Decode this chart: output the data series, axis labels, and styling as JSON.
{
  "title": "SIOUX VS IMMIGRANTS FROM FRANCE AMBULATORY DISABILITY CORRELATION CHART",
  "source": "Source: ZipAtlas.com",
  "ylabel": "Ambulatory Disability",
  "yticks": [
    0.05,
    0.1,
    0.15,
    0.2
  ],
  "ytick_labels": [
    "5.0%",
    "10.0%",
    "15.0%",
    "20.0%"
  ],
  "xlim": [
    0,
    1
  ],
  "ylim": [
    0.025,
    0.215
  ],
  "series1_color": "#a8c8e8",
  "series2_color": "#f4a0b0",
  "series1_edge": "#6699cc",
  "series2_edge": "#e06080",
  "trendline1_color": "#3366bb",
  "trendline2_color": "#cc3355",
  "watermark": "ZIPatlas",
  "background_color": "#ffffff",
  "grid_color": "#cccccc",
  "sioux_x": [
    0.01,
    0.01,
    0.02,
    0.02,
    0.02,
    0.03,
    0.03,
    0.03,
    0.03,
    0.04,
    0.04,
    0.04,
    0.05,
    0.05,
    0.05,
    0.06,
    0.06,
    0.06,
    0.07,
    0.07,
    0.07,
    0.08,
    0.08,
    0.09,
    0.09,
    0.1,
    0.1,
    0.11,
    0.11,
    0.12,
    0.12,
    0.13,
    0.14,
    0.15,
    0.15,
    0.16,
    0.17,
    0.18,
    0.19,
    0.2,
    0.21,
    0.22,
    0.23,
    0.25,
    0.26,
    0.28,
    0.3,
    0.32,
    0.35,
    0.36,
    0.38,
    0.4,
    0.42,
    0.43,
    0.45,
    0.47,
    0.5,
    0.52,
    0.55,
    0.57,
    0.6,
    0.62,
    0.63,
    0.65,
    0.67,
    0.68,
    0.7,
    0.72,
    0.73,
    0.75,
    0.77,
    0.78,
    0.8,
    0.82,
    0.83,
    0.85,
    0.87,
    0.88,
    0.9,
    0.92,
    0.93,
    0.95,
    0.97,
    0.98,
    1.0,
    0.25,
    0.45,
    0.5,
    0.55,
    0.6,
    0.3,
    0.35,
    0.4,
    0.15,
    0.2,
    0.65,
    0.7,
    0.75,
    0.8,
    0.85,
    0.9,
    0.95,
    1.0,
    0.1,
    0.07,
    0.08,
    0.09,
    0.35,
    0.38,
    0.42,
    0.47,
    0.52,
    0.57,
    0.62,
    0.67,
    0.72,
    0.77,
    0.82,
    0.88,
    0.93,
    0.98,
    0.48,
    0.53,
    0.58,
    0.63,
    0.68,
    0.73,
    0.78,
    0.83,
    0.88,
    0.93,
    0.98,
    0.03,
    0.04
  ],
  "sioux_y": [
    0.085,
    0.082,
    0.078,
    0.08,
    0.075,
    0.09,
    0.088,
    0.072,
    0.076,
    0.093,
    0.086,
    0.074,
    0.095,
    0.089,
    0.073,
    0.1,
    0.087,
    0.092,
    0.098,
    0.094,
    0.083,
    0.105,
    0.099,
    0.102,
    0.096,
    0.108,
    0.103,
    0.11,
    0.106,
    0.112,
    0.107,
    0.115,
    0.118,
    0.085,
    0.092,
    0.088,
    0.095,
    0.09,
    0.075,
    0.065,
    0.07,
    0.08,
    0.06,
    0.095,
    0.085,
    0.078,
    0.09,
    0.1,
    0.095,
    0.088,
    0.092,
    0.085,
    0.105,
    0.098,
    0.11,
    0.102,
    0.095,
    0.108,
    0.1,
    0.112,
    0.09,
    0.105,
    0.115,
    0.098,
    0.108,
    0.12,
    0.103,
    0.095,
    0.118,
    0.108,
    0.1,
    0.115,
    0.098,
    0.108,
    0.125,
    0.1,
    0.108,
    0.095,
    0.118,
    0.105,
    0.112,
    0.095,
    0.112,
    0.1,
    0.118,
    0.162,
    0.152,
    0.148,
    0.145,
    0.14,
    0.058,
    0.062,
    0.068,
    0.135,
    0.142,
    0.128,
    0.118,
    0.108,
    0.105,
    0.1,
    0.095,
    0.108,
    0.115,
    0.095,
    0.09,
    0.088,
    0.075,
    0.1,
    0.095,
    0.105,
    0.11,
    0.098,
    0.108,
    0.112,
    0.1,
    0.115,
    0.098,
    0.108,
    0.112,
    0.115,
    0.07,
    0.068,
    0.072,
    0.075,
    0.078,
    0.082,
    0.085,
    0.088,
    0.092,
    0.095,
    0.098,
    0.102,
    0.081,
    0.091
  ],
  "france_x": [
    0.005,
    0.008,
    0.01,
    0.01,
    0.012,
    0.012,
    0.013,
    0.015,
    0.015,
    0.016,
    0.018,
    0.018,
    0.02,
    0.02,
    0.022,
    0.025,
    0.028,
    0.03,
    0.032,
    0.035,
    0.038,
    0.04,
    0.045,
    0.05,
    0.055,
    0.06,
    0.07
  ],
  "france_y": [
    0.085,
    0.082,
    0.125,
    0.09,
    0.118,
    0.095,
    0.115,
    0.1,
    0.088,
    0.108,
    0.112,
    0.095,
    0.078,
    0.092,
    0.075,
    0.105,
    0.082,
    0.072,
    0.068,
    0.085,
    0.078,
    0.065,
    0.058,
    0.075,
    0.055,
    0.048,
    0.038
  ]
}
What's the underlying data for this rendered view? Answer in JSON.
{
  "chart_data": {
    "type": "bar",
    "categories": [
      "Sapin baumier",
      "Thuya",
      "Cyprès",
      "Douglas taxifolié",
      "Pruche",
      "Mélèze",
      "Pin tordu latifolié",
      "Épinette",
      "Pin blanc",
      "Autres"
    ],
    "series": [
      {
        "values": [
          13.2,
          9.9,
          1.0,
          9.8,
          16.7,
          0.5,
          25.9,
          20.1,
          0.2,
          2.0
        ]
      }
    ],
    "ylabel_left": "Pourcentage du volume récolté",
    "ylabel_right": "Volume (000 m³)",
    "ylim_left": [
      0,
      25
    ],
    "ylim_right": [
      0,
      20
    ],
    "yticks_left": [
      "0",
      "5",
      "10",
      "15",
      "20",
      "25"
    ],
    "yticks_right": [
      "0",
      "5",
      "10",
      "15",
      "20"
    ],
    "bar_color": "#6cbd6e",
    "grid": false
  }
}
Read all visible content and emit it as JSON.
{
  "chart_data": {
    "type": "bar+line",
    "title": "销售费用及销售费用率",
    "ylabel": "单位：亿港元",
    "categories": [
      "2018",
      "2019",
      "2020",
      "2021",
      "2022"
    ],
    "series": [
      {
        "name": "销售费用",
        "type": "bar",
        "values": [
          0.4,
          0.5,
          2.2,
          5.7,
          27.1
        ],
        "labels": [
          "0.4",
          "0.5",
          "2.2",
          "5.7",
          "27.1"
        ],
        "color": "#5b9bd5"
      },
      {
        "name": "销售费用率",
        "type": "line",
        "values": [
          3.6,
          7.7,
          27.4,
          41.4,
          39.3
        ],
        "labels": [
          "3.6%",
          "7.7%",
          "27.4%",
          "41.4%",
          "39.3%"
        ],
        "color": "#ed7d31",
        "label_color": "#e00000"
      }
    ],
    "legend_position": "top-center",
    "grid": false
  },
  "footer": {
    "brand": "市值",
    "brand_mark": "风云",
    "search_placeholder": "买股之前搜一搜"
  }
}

===============

* [Exercise goal]:
Write out all of the records once more, exactly.

* [Solution]:
Decode this chart: output the data series, axis labels, and styling as JSON.
{
  "title": "SIOUX VS IMMIGRANTS FROM FRANCE AMBULATORY DISABILITY CORRELATION CHART",
  "source": "Source: ZipAtlas.com",
  "ylabel": "Ambulatory Disability",
  "yticks": [
    0.05,
    0.1,
    0.15,
    0.2
  ],
  "ytick_labels": [
    "5.0%",
    "10.0%",
    "15.0%",
    "20.0%"
  ],
  "xlim": [
    0,
    1
  ],
  "ylim": [
    0.025,
    0.215
  ],
  "series1_color": "#a8c8e8",
  "series2_color": "#f4a0b0",
  "series1_edge": "#6699cc",
  "series2_edge": "#e06080",
  "trendline1_color": "#3366bb",
  "trendline2_color": "#cc3355",
  "watermark": "ZIPatlas",
  "background_color": "#ffffff",
  "grid_color": "#cccccc",
  "sioux_x": [
    0.01,
    0.01,
    0.02,
    0.02,
    0.02,
    0.03,
    0.03,
    0.03,
    0.03,
    0.04,
    0.04,
    0.04,
    0.05,
    0.05,
    0.05,
    0.06,
    0.06,
    0.06,
    0.07,
    0.07,
    0.07,
    0.08,
    0.08,
    0.09,
    0.09,
    0.1,
    0.1,
    0.11,
    0.11,
    0.12,
    0.12,
    0.13,
    0.14,
    0.15,
    0.15,
    0.16,
    0.17,
    0.18,
    0.19,
    0.2,
    0.21,
    0.22,
    0.23,
    0.25,
    0.26,
    0.28,
    0.3,
    0.32,
    0.35,
    0.36,
    0.38,
    0.4,
    0.42,
    0.43,
    0.45,
    0.47,
    0.5,
    0.52,
    0.55,
    0.57,
    0.6,
    0.62,
    0.63,
    0.65,
    0.67,
    0.68,
    0.7,
    0.72,
    0.73,
    0.75,
    0.77,
    0.78,
    0.8,
    0.82,
    0.83,
    0.85,
    0.87,
    0.88,
    0.9,
    0.92,
    0.93,
    0.95,
    0.97,
    0.98,
    1.0,
    0.25,
    0.45,
    0.5,
    0.55,
    0.6,
    0.3,
    0.35,
    0.4,
    0.15,
    0.2,
    0.65,
    0.7,
    0.75,
    0.8,
    0.85,
    0.9,
    0.95,
    1.0,
    0.1,
    0.07,
    0.08,
    0.09,
    0.35,
    0.38,
    0.42,
    0.47,
    0.52,
    0.57,
    0.62,
    0.67,
    0.72,
    0.77,
    0.82,
    0.88,
    0.93,
    0.98,
    0.48,
    0.53,
    0.58,
    0.63,
    0.68,
    0.73,
    0.78,
    0.83,
    0.88,
    0.93,
    0.98,
    0.03,
    0.04
  ],
  "sioux_y": [
    0.085,
    0.082,
    0.078,
    0.08,
    0.075,
    0.09,
    0.088,
    0.072,
    0.076,
    0.093,
    0.086,
    0.074,
    0.095,
    0.089,
    0.073,
    0.1,
    0.087,
    0.092,
    0.098,
    0.094,
    0.083,
    0.105,
    0.099,
    0.102,
    0.096,
    0.108,
    0.103,
    0.11,
    0.106,
    0.112,
    0.107,
    0.115,
    0.118,
    0.085,
    0.092,
    0.088,
    0.095,
    0.09,
    0.075,
    0.065,
    0.07,
    0.08,
    0.06,
    0.095,
    0.085,
    0.078,
    0.09,
    0.1,
    0.095,
    0.088,
    0.092,
    0.085,
    0.105,
    0.098,
    0.11,
    0.102,
    0.095,
    0.108,
    0.1,
    0.112,
    0.09,
    0.105,
    0.115,
    0.098,
    0.108,
    0.12,
    0.103,
    0.095,
    0.118,
    0.108,
    0.1,
    0.115,
    0.098,
    0.108,
    0.125,
    0.1,
    0.108,
    0.095,
    0.118,
    0.105,
    0.112,
    0.095,
    0.112,
    0.1,
    0.118,
    0.162,
    0.152,
    0.148,
    0.145,
    0.14,
    0.058,
    0.062,
    0.068,
    0.135,
    0.142,
    0.128,
    0.118,
    0.108,
    0.105,
    0.1,
    0.095,
    0.108,
    0.115,
    0.095,
    0.09,
    0.088,
    0.075,
    0.1,
    0.095,
    0.105,
    0.11,
    0.098,
    0.108,
    0.112,
    0.1,
    0.115,
    0.098,
    0.108,
    0.112,
    0.115,
    0.07,
    0.068,
    0.072,
    0.075,
    0.078,
    0.082,
    0.085,
    0.088,
    0.092,
    0.095,
    0.098,
    0.102,
    0.081,
    0.091
  ],
  "france_x": [
    0.005,
    0.008,
    0.01,
    0.01,
    0.012,
    0.012,
    0.013,
    0.015,
    0.015,
    0.016,
    0.018,
    0.018,
    0.02,
    0.02,
    0.022,
    0.025,
    0.028,
    0.03,
    0.032,
    0.035,
    0.038,
    0.04,
    0.045,
    0.05,
    0.055,
    0.06,
    0.07
  ],
  "france_y": [
    0.085,
    0.082,
    0.125,
    0.09,
    0.118,
    0.095,
    0.115,
    0.1,
    0.088,
    0.108,
    0.112,
    0.095,
    0.078,
    0.092,
    0.075,
    0.105,
    0.082,
    0.072,
    0.068,
    0.085,
    0.078,
    0.065,
    0.058,
    0.075,
    0.055,
    0.048,
    0.038
  ]
}
What's the underlying data for this rendered view? Answer in JSON.
{
  "chart_data": {
    "type": "bar",
    "categories": [
      "Sapin baumier",
      "Thuya",
      "Cyprès",
      "Douglas taxifolié",
      "Pruche",
      "Mélèze",
      "Pin tordu latifolié",
      "Épinette",
      "Pin blanc",
      "Autres"
    ],
    "series": [
      {
        "values": [
          13.2,
          9.9,
          1.0,
          9.8,
          16.7,
          0.5,
          25.9,
          20.1,
          0.2,
          2.0
        ]
      }
    ],
    "ylabel_left": "Pourcentage du volume récolté",
    "ylabel_right": "Volume (000 m³)",
    "ylim_left": [
      0,
      25
    ],
    "ylim_right": [
      0,
      20
    ],
    "yticks_left": [
      "0",
      "5",
      "10",
      "15",
      "20",
      "25"
    ],
    "yticks_right": [
      "0",
      "5",
      "10",
      "15",
      "20"
    ],
    "bar_color": "#6cbd6e",
    "grid": false
  }
}
Read all visible content and emit it as JSON.
{
  "chart_data": {
    "type": "bar+line",
    "title": "销售费用及销售费用率",
    "ylabel": "单位：亿港元",
    "categories": [
      "2018",
      "2019",
      "2020",
      "2021",
      "2022"
    ],
    "series": [
      {
        "name": "销售费用",
        "type": "bar",
        "values": [
          0.4,
          0.5,
          2.2,
          5.7,
          27.1
        ],
        "labels": [
          "0.4",
          "0.5",
          "2.2",
          "5.7",
          "27.1"
        ],
        "color": "#5b9bd5"
      },
      {
        "name": "销售费用率",
        "type": "line",
        "values": [
          3.6,
          7.7,
          27.4,
          41.4,
          39.3
        ],
        "labels": [
          "3.6%",
          "7.7%",
          "27.4%",
          "41.4%",
          "39.3%"
        ],
        "color": "#ed7d31",
        "label_color": "#e00000"
      }
    ],
    "legend_position": "top-center",
    "grid": false
  },
  "footer": {
    "brand": "市值",
    "brand_mark": "风云",
    "search_placeholder": "买股之前搜一搜"
  }
}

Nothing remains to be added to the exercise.